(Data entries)
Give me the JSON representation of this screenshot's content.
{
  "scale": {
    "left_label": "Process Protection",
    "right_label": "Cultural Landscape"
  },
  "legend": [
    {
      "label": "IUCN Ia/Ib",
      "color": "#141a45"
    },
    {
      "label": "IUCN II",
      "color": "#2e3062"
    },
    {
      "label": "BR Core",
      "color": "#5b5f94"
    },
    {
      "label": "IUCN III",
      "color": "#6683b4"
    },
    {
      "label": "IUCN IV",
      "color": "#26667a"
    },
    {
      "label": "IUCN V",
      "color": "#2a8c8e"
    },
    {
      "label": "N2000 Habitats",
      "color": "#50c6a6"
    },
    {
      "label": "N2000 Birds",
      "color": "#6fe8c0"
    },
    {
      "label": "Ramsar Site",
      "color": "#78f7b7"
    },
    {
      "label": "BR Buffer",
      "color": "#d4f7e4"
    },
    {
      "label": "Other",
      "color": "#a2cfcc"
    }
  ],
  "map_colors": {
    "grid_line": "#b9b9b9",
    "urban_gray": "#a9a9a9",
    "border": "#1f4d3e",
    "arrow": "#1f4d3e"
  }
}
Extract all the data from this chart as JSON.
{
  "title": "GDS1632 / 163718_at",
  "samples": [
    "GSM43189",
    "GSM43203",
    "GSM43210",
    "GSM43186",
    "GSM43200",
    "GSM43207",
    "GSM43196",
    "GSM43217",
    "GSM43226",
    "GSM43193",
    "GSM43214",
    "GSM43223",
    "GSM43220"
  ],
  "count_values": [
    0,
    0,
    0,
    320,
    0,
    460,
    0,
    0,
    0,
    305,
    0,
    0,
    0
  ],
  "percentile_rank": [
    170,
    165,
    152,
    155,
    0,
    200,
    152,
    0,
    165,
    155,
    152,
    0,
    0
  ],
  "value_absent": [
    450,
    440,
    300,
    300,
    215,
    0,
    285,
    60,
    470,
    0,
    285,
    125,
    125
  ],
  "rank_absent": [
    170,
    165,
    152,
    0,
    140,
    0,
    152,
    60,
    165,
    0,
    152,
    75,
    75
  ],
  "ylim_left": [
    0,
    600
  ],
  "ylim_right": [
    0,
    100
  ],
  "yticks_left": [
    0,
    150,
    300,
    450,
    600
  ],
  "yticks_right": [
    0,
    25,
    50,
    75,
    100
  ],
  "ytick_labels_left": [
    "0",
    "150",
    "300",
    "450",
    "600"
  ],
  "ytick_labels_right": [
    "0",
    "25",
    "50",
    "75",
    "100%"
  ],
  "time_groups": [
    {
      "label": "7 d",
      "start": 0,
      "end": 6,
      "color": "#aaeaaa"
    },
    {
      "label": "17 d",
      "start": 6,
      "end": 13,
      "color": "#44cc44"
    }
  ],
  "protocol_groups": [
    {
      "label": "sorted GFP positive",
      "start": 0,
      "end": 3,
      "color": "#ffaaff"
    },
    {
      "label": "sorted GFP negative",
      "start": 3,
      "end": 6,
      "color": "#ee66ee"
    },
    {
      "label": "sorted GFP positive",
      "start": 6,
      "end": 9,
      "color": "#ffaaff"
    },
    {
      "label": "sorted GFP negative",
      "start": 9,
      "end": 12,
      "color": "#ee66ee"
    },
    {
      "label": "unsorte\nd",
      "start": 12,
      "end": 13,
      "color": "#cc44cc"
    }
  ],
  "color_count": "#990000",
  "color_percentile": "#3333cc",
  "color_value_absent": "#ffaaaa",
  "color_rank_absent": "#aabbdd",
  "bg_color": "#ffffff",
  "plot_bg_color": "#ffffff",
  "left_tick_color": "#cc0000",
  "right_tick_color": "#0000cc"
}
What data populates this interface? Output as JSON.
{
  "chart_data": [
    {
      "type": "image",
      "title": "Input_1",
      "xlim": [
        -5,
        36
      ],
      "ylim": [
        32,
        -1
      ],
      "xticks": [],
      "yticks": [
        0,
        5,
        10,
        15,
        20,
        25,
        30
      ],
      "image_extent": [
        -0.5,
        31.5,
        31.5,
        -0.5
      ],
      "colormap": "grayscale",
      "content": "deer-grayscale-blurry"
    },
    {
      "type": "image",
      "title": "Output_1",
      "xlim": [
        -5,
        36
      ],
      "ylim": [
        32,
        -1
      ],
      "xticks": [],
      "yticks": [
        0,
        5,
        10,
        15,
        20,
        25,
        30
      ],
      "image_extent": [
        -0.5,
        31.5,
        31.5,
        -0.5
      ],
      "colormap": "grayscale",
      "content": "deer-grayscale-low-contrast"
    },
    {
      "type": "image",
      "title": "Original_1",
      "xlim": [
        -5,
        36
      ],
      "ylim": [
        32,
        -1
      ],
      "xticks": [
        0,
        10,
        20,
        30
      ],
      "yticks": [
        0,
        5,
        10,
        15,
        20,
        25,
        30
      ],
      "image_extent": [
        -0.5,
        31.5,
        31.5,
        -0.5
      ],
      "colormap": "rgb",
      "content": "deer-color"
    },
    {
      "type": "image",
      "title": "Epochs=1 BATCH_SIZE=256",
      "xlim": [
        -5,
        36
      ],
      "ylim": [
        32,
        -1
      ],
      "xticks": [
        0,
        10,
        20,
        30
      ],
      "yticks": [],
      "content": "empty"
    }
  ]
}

Exercise: All lines in the data that contain the word "ffffff" should be copied.

Output of the task:
  "bg_color": "#ffffff",
  "plot_bg_color": "#ffffff",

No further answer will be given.